■ Work instructions:
Extract every line of the material below and reproduce it faithfully.

■ Given records:

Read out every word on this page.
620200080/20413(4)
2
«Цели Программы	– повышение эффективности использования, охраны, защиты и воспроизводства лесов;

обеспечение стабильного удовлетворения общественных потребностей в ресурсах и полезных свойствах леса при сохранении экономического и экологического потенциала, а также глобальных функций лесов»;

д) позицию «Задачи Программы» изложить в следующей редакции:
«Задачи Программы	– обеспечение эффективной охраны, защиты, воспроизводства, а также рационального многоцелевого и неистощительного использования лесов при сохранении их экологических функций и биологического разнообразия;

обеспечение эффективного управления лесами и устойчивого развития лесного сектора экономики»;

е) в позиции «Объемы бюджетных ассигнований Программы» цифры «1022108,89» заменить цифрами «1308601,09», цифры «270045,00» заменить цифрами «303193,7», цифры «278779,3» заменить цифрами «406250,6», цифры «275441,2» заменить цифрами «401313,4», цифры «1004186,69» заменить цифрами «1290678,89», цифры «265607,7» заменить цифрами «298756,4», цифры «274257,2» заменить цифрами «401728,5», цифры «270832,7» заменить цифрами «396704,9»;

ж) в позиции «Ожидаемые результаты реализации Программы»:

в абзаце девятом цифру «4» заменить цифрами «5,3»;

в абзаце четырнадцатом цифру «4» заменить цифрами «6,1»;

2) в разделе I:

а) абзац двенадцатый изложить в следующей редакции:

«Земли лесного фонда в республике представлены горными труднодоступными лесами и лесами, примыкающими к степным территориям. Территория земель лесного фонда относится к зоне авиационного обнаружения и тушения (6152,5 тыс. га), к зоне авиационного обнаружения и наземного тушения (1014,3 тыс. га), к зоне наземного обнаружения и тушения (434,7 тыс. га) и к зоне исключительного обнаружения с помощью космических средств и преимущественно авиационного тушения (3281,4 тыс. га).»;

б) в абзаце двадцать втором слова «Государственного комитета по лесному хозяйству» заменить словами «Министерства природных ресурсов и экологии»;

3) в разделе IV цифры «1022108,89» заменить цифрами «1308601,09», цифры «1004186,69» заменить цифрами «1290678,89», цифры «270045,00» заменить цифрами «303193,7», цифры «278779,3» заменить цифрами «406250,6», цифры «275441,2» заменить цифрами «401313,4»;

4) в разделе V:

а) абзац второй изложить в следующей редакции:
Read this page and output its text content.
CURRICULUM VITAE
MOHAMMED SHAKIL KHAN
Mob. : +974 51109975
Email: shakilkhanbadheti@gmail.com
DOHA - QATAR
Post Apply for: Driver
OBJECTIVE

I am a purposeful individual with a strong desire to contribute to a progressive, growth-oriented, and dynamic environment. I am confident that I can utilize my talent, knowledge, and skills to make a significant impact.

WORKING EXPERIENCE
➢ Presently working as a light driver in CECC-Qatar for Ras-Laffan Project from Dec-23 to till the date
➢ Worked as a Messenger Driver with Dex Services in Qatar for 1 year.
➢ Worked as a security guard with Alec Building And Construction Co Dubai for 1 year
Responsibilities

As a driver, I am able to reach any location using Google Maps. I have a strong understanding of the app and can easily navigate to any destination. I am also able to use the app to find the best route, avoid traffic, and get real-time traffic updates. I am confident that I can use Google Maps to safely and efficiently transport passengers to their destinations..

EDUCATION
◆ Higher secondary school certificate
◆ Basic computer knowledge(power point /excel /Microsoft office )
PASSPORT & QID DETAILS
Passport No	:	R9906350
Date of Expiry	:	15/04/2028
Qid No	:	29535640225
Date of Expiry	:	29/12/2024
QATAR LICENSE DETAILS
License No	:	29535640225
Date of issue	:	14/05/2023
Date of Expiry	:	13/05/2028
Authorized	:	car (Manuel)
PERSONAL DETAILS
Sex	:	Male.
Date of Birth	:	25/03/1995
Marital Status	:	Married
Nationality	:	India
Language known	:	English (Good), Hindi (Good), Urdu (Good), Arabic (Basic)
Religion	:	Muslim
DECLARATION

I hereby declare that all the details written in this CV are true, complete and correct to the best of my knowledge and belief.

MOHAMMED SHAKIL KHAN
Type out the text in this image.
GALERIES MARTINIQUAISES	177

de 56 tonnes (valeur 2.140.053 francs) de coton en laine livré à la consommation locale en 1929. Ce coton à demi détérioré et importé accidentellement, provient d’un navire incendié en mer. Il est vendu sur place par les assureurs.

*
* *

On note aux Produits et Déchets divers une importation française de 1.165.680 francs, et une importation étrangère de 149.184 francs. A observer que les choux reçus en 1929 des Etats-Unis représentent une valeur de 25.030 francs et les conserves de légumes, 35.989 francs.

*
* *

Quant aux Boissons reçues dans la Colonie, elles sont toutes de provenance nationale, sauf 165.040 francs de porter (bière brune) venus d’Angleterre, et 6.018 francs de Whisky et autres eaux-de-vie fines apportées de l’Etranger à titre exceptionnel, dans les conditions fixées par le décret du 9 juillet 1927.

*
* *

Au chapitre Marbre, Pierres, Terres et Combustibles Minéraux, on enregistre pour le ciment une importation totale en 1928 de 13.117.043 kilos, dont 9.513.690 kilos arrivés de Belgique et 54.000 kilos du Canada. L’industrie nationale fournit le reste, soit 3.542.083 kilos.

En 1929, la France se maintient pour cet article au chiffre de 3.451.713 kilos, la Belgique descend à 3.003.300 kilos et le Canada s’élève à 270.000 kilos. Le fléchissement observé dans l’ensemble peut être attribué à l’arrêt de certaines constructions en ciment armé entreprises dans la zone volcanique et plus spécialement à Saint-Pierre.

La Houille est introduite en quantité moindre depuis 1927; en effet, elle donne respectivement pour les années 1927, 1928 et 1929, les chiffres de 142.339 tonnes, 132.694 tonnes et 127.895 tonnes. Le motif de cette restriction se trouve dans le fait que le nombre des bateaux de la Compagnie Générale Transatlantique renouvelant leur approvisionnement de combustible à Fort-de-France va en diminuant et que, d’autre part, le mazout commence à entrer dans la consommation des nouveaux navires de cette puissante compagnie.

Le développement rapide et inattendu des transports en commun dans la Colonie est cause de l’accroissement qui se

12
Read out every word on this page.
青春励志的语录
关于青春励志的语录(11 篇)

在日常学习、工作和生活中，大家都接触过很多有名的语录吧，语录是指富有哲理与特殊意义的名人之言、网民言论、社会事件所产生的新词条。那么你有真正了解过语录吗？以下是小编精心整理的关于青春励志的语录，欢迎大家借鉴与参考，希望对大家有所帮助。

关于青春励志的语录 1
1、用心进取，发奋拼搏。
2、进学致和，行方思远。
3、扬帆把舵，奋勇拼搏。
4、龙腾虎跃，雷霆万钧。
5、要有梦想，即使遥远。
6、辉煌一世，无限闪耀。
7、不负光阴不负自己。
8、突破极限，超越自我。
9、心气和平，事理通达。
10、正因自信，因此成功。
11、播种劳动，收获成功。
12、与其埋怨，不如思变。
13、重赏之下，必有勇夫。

■ Expected answer:
Read out every word on this page.
620200080/20413(4)
2
«Цели Программы	– повышение эффективности использования, охраны, защиты и воспроизводства лесов;

обеспечение стабильного удовлетворения общественных потребностей в ресурсах и полезных свойствах леса при сохранении экономического и экологического потенциала, а также глобальных функций лесов»;

д) позицию «Задачи Программы» изложить в следующей редакции:
«Задачи Программы	– обеспечение эффективной охраны, защиты, воспроизводства, а также рационального многоцелевого и неистощительного использования лесов при сохранении их экологических функций и биологического разнообразия;

обеспечение эффективного управления лесами и устойчивого развития лесного сектора экономики»;

е) в позиции «Объемы бюджетных ассигнований Программы» цифры «1022108,89» заменить цифрами «1308601,09», цифры «270045,00» заменить цифрами «303193,7», цифры «278779,3» заменить цифрами «406250,6», цифры «275441,2» заменить цифрами «401313,4», цифры «1004186,69» заменить цифрами «1290678,89», цифры «265607,7» заменить цифрами «298756,4», цифры «274257,2» заменить цифрами «401728,5», цифры «270832,7» заменить цифрами «396704,9»;

ж) в позиции «Ожидаемые результаты реализации Программы»:

в абзаце девятом цифру «4» заменить цифрами «5,3»;

в абзаце четырнадцатом цифру «4» заменить цифрами «6,1»;

2) в разделе I:

а) абзац двенадцатый изложить в следующей редакции:

«Земли лесного фонда в республике представлены горными труднодоступными лесами и лесами, примыкающими к степным территориям. Территория земель лесного фонда относится к зоне авиационного обнаружения и тушения (6152,5 тыс. га), к зоне авиационного обнаружения и наземного тушения (1014,3 тыс. га), к зоне наземного обнаружения и тушения (434,7 тыс. га) и к зоне исключительного обнаружения с помощью космических средств и преимущественно авиационного тушения (3281,4 тыс. га).»;

б) в абзаце двадцать втором слова «Государственного комитета по лесному хозяйству» заменить словами «Министерства природных ресурсов и экологии»;

3) в разделе IV цифры «1022108,89» заменить цифрами «1308601,09», цифры «1004186,69» заменить цифрами «1290678,89», цифры «270045,00» заменить цифрами «303193,7», цифры «278779,3» заменить цифрами «406250,6», цифры «275441,2» заменить цифрами «401313,4»;

4) в разделе V:

а) абзац второй изложить в следующей редакции:
Read this page and output its text content.
CURRICULUM VITAE
MOHAMMED SHAKIL KHAN
Mob. : +974 51109975
Email: shakilkhanbadheti@gmail.com
DOHA - QATAR
Post Apply for: Driver
OBJECTIVE

I am a purposeful individual with a strong desire to contribute to a progressive, growth-oriented, and dynamic environment. I am confident that I can utilize my talent, knowledge, and skills to make a significant impact.

WORKING EXPERIENCE
➢ Presently working as a light driver in CECC-Qatar for Ras-Laffan Project from Dec-23 to till the date
➢ Worked as a Messenger Driver with Dex Services in Qatar for 1 year.
➢ Worked as a security guard with Alec Building And Construction Co Dubai for 1 year
Responsibilities

As a driver, I am able to reach any location using Google Maps. I have a strong understanding of the app and can easily navigate to any destination. I am also able to use the app to find the best route, avoid traffic, and get real-time traffic updates. I am confident that I can use Google Maps to safely and efficiently transport passengers to their destinations..

EDUCATION
◆ Higher secondary school certificate
◆ Basic computer knowledge(power point /excel /Microsoft office )
PASSPORT & QID DETAILS
Passport No	:	R9906350
Date of Expiry	:	15/04/2028
Qid No	:	29535640225
Date of Expiry	:	29/12/2024
QATAR LICENSE DETAILS
License No	:	29535640225
Date of issue	:	14/05/2023
Date of Expiry	:	13/05/2028
Authorized	:	car (Manuel)
PERSONAL DETAILS
Sex	:	Male.
Date of Birth	:	25/03/1995
Marital Status	:	Married
Nationality	:	India
Language known	:	English (Good), Hindi (Good), Urdu (Good), Arabic (Basic)
Religion	:	Muslim
DECLARATION

I hereby declare that all the details written in this CV are true, complete and correct to the best of my knowledge and belief.

MOHAMMED SHAKIL KHAN
Type out the text in this image.
GALERIES MARTINIQUAISES	177

de 56 tonnes (valeur 2.140.053 francs) de coton en laine livré à la consommation locale en 1929. Ce coton à demi détérioré et importé accidentellement, provient d’un navire incendié en mer. Il est vendu sur place par les assureurs.

*
* *

On note aux Produits et Déchets divers une importation française de 1.165.680 francs, et une importation étrangère de 149.184 francs. A observer que les choux reçus en 1929 des Etats-Unis représentent une valeur de 25.030 francs et les conserves de légumes, 35.989 francs.

*
* *

Quant aux Boissons reçues dans la Colonie, elles sont toutes de provenance nationale, sauf 165.040 francs de porter (bière brune) venus d’Angleterre, et 6.018 francs de Whisky et autres eaux-de-vie fines apportées de l’Etranger à titre exceptionnel, dans les conditions fixées par le décret du 9 juillet 1927.

*
* *

Au chapitre Marbre, Pierres, Terres et Combustibles Minéraux, on enregistre pour le ciment une importation totale en 1928 de 13.117.043 kilos, dont 9.513.690 kilos arrivés de Belgique et 54.000 kilos du Canada. L’industrie nationale fournit le reste, soit 3.542.083 kilos.

En 1929, la France se maintient pour cet article au chiffre de 3.451.713 kilos, la Belgique descend à 3.003.300 kilos et le Canada s’élève à 270.000 kilos. Le fléchissement observé dans l’ensemble peut être attribué à l’arrêt de certaines constructions en ciment armé entreprises dans la zone volcanique et plus spécialement à Saint-Pierre.

La Houille est introduite en quantité moindre depuis 1927; en effet, elle donne respectivement pour les années 1927, 1928 et 1929, les chiffres de 142.339 tonnes, 132.694 tonnes et 127.895 tonnes. Le motif de cette restriction se trouve dans le fait que le nombre des bateaux de la Compagnie Générale Transatlantique renouvelant leur approvisionnement de combustible à Fort-de-France va en diminuant et que, d’autre part, le mazout commence à entrer dans la consommation des nouveaux navires de cette puissante compagnie.

Le développement rapide et inattendu des transports en commun dans la Colonie est cause de l’accroissement qui se

12
Read out every word on this page.
青春励志的语录
关于青春励志的语录(11 篇)

在日常学习、工作和生活中，大家都接触过很多有名的语录吧，语录是指富有哲理与特殊意义的名人之言、网民言论、社会事件所产生的新词条。那么你有真正了解过语录吗？以下是小编精心整理的关于青春励志的语录，欢迎大家借鉴与参考，希望对大家有所帮助。

关于青春励志的语录 1
1、用心进取，发奋拼搏。
2、进学致和，行方思远。
3、扬帆把舵，奋勇拼搏。
4、龙腾虎跃，雷霆万钧。
5、要有梦想，即使遥远。
6、辉煌一世，无限闪耀。
7、不负光阴不负自己。
8、突破极限，超越自我。
9、心气和平，事理通达。
10、正因自信，因此成功。
11、播种劳动，收获成功。
12、与其埋怨，不如思变。
13、重赏之下，必有勇夫。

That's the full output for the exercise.